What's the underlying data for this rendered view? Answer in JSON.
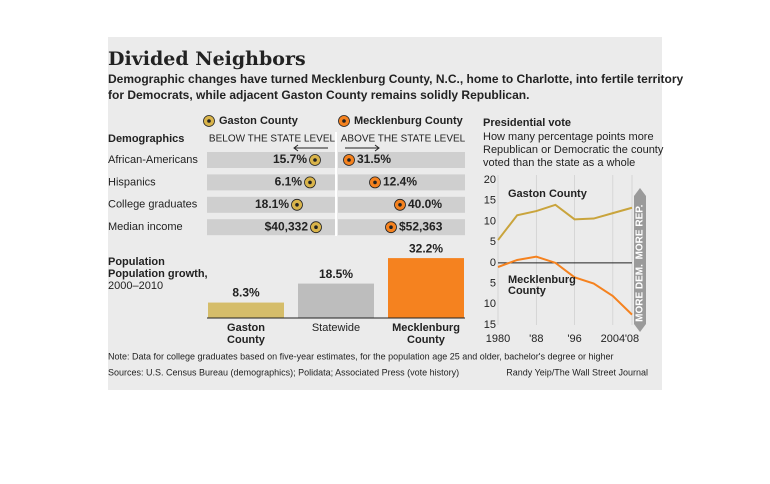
{
  "header": {
    "title": "Divided Neighbors",
    "subtitle": [
      "Demographic changes have turned Mecklenburg County, N.C., home to Charlotte, into fertile territory",
      "for Democrats, while adjacent Gaston County remains solidly Republican."
    ]
  },
  "legend": [
    {
      "name": "Gaston County",
      "color": "#d9b44a"
    },
    {
      "name": "Mecklenburg County",
      "color": "#f5821f"
    }
  ],
  "demographics": {
    "title": "Demographics",
    "below": "BELOW THE STATE LEVEL",
    "above": "ABOVE THE STATE LEVEL",
    "rows": [
      [
        "African-Americans",
        "15.7%",
        "31.5%"
      ],
      [
        "Hispanics",
        "6.1%",
        "12.4%"
      ],
      [
        "College graduates",
        "18.1%",
        "40.0%"
      ],
      [
        "Median income",
        "$40,332",
        "$52,363"
      ]
    ]
  },
  "chart_data": [
    {
      "type": "bar",
      "title": "Population growth,",
      "subtitle": "2000–2010",
      "categories": [
        "Gaston County",
        "Statewide",
        "Mecklenburg County"
      ],
      "values": [
        8.3,
        18.5,
        32.2
      ],
      "value_labels": [
        "8.3%",
        "18.5%",
        "32.2%"
      ],
      "colors": [
        "#d5bd6a",
        "#bdbdbd",
        "#f5821f"
      ]
    },
    {
      "type": "line",
      "title": "Presidential vote",
      "subtitle": [
        "How many percentage points more",
        "Republican or Democratic the county",
        "voted than the state as a whole"
      ],
      "x": [
        1980,
        1984,
        1988,
        1992,
        1996,
        2000,
        2004,
        2008
      ],
      "series": [
        {
          "name": "Gaston County",
          "color": "#c9a43c",
          "values": [
            5.5,
            11.5,
            12.5,
            14,
            10.5,
            10.7,
            12,
            13.3
          ]
        },
        {
          "name": "Mecklenburg County",
          "color": "#f5821f",
          "values": [
            -1,
            0.7,
            1.5,
            0,
            -3.5,
            -5,
            -8,
            -12.5
          ]
        }
      ],
      "xlim": [
        1980,
        2008
      ],
      "xticks": [
        {
          "value": 1980,
          "label": "1980"
        },
        {
          "value": 1988,
          "label": "'88"
        },
        {
          "value": 1996,
          "label": "'96"
        },
        {
          "value": 2004,
          "label": "2004"
        },
        {
          "value": 2008,
          "label": "'08"
        }
      ],
      "ylim": [
        -15,
        20
      ],
      "yticks": [
        20,
        15,
        10,
        5,
        0,
        {
          "value": -5,
          "label": "5"
        },
        {
          "value": -10,
          "label": "10"
        },
        {
          "value": -15,
          "label": "15"
        }
      ],
      "annotations": [
        "MORE REP.",
        "MORE DEM."
      ],
      "grid": true
    }
  ],
  "footer": {
    "note": "Note: Data for college graduates based on five-year estimates, for the population age 25 and older, bachelor's degree or higher",
    "sources": "Sources: U.S. Census Bureau (demographics); Polidata; Associated Press (vote history)",
    "credit": "Randy Yeip/The Wall Street Journal"
  }
}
▬▬▬▬▬▬▬▬▬▬
▸ **REQUIREMENTS**: Reproduce the full material exactly, excluding the pictures.

▸ **ANSWER TO THE TASK**:
What's the underlying data for this rendered view? Answer in JSON.
{
  "header": {
    "title": "Divided Neighbors",
    "subtitle": [
      "Demographic changes have turned Mecklenburg County, N.C., home to Charlotte, into fertile territory",
      "for Democrats, while adjacent Gaston County remains solidly Republican."
    ]
  },
  "legend": [
    {
      "name": "Gaston County",
      "color": "#d9b44a"
    },
    {
      "name": "Mecklenburg County",
      "color": "#f5821f"
    }
  ],
  "demographics": {
    "title": "Demographics",
    "below": "BELOW THE STATE LEVEL",
    "above": "ABOVE THE STATE LEVEL",
    "rows": [
      [
        "African-Americans",
        "15.7%",
        "31.5%"
      ],
      [
        "Hispanics",
        "6.1%",
        "12.4%"
      ],
      [
        "College graduates",
        "18.1%",
        "40.0%"
      ],
      [
        "Median income",
        "$40,332",
        "$52,363"
      ]
    ]
  },
  "chart_data": [
    {
      "type": "bar",
      "title": "Population growth,",
      "subtitle": "2000–2010",
      "categories": [
        "Gaston County",
        "Statewide",
        "Mecklenburg County"
      ],
      "values": [
        8.3,
        18.5,
        32.2
      ],
      "value_labels": [
        "8.3%",
        "18.5%",
        "32.2%"
      ],
      "colors": [
        "#d5bd6a",
        "#bdbdbd",
        "#f5821f"
      ]
    },
    {
      "type": "line",
      "title": "Presidential vote",
      "subtitle": [
        "How many percentage points more",
        "Republican or Democratic the county",
        "voted than the state as a whole"
      ],
      "x": [
        1980,
        1984,
        1988,
        1992,
        1996,
        2000,
        2004,
        2008
      ],
      "series": [
        {
          "name": "Gaston County",
          "color": "#c9a43c",
          "values": [
            5.5,
            11.5,
            12.5,
            14,
            10.5,
            10.7,
            12,
            13.3
          ]
        },
        {
          "name": "Mecklenburg County",
          "color": "#f5821f",
          "values": [
            -1,
            0.7,
            1.5,
            0,
            -3.5,
            -5,
            -8,
            -12.5
          ]
        }
      ],
      "xlim": [
        1980,
        2008
      ],
      "xticks": [
        {
          "value": 1980,
          "label": "1980"
        },
        {
          "value": 1988,
          "label": "'88"
        },
        {
          "value": 1996,
          "label": "'96"
        },
        {
          "value": 2004,
          "label": "2004"
        },
        {
          "value": 2008,
          "label": "'08"
        }
      ],
      "ylim": [
        -15,
        20
      ],
      "yticks": [
        20,
        15,
        10,
        5,
        0,
        {
          "value": -5,
          "label": "5"
        },
        {
          "value": -10,
          "label": "10"
        },
        {
          "value": -15,
          "label": "15"
        }
      ],
      "annotations": [
        "MORE REP.",
        "MORE DEM."
      ],
      "grid": true
    }
  ],
  "footer": {
    "note": "Note: Data for college graduates based on five-year estimates, for the population age 25 and older, bachelor's degree or higher",
    "sources": "Sources: U.S. Census Bureau (demographics); Polidata; Associated Press (vote history)",
    "credit": "Randy Yeip/The Wall Street Journal"
  }
}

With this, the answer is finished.